* ENTRIES SHOWN:
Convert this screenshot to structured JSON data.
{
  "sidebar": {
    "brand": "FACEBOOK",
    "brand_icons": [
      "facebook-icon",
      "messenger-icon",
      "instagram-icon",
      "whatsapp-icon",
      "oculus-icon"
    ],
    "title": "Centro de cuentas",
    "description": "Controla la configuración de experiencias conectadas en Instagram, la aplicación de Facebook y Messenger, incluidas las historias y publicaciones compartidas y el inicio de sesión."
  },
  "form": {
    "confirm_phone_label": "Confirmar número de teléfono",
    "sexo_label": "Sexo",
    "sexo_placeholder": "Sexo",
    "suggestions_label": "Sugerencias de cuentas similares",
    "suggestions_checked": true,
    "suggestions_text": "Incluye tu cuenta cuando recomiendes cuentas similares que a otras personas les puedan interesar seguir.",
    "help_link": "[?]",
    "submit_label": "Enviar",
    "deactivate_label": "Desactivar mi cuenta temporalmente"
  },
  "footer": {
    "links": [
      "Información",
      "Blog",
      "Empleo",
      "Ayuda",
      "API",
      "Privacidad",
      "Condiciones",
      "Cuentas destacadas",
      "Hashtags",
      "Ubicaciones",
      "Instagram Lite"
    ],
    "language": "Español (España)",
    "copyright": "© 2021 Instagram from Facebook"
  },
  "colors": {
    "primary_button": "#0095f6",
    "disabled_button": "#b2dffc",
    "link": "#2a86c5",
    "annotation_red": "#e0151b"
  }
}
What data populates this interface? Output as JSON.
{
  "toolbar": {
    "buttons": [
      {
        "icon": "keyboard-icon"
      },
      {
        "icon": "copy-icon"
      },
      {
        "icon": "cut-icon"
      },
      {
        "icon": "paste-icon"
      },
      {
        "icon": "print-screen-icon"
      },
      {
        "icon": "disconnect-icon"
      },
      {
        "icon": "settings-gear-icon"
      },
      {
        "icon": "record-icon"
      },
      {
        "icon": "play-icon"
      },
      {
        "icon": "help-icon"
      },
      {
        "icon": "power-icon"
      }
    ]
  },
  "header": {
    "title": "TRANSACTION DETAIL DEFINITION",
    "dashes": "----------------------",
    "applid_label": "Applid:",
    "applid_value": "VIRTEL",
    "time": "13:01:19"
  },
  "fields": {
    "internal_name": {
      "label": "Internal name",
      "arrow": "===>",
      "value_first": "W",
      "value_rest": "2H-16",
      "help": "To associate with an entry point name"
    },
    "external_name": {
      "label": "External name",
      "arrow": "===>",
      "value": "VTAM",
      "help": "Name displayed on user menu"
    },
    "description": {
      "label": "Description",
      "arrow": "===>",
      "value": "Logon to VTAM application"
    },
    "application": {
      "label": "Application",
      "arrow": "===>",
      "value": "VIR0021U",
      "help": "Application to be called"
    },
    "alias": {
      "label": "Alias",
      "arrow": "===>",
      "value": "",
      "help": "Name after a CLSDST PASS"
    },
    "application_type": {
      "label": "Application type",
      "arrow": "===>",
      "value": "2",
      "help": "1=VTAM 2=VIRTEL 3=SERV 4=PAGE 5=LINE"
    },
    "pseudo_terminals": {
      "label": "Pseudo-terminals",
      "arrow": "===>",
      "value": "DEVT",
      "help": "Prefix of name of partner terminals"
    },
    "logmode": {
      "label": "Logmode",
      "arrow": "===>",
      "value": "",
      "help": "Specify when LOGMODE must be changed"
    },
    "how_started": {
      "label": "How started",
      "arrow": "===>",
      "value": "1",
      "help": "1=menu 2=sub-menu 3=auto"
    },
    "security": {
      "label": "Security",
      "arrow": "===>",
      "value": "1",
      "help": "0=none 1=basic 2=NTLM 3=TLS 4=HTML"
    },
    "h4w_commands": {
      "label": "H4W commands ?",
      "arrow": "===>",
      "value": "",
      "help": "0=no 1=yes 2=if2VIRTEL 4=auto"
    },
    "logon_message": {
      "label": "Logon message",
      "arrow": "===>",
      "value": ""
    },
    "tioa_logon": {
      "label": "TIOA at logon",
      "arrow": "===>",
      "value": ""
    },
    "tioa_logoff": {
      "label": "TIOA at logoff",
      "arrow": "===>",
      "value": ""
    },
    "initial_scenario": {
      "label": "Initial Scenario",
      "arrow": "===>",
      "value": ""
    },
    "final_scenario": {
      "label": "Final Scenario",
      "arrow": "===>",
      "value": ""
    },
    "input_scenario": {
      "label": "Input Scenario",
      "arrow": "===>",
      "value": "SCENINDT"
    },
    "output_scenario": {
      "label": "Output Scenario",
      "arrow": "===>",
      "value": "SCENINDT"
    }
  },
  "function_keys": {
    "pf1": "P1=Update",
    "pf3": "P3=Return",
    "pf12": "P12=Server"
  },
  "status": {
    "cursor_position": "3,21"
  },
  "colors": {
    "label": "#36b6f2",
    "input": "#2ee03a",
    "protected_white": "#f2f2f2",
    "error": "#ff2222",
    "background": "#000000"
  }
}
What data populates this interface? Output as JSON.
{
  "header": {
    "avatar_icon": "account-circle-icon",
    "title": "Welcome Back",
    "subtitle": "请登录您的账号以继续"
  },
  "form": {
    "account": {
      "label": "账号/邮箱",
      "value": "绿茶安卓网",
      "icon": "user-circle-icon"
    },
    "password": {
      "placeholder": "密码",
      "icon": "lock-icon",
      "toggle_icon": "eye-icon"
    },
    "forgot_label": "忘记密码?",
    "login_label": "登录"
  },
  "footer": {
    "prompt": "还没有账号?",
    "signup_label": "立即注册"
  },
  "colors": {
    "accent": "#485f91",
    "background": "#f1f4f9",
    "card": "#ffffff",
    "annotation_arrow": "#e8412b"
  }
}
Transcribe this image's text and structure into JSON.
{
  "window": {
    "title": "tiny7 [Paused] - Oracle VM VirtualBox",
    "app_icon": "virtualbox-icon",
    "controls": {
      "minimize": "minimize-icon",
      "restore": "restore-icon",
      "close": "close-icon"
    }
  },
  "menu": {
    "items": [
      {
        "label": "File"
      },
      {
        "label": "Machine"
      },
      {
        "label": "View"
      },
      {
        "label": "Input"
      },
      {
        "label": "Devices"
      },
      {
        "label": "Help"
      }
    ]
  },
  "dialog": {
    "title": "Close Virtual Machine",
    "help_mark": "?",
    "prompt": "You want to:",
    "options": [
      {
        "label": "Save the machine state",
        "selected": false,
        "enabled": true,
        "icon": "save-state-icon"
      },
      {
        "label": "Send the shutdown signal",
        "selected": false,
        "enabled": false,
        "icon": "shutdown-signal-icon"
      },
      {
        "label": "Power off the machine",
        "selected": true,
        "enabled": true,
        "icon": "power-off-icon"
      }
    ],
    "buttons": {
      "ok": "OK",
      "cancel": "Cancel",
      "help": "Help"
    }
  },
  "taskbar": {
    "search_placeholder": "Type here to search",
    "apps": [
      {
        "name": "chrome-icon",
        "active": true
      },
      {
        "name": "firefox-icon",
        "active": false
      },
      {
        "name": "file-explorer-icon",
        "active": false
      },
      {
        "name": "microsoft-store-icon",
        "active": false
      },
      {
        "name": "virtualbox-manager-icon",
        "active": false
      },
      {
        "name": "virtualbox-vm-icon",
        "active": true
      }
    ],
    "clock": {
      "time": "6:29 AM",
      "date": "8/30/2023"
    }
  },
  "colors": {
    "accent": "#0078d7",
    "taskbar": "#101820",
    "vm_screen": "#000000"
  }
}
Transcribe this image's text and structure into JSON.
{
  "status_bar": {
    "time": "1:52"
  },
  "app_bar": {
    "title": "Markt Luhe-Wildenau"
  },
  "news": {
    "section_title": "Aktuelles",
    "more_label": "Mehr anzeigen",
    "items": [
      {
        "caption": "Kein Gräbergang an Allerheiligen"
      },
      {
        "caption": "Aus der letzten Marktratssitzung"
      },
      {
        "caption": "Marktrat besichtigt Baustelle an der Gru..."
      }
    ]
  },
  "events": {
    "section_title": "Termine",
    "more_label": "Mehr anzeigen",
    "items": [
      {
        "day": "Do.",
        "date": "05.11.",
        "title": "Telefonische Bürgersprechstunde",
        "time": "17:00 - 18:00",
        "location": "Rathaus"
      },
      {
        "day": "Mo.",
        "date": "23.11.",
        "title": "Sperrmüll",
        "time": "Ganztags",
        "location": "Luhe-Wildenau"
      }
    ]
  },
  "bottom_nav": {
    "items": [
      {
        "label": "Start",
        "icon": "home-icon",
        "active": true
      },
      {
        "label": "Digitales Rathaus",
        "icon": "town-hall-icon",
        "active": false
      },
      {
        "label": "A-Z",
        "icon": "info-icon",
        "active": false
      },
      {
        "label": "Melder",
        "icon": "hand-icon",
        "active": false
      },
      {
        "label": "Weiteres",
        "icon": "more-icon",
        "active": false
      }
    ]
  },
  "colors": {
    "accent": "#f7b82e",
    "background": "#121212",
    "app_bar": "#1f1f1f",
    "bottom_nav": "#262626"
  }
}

* WHAT IS BEING ASKED:
Find the lines containing "Rathaus" and list every one of them.

* SOLUTION TO THIS TASK:
        "location": "Rathaus"
        "label": "Digitales Rathaus",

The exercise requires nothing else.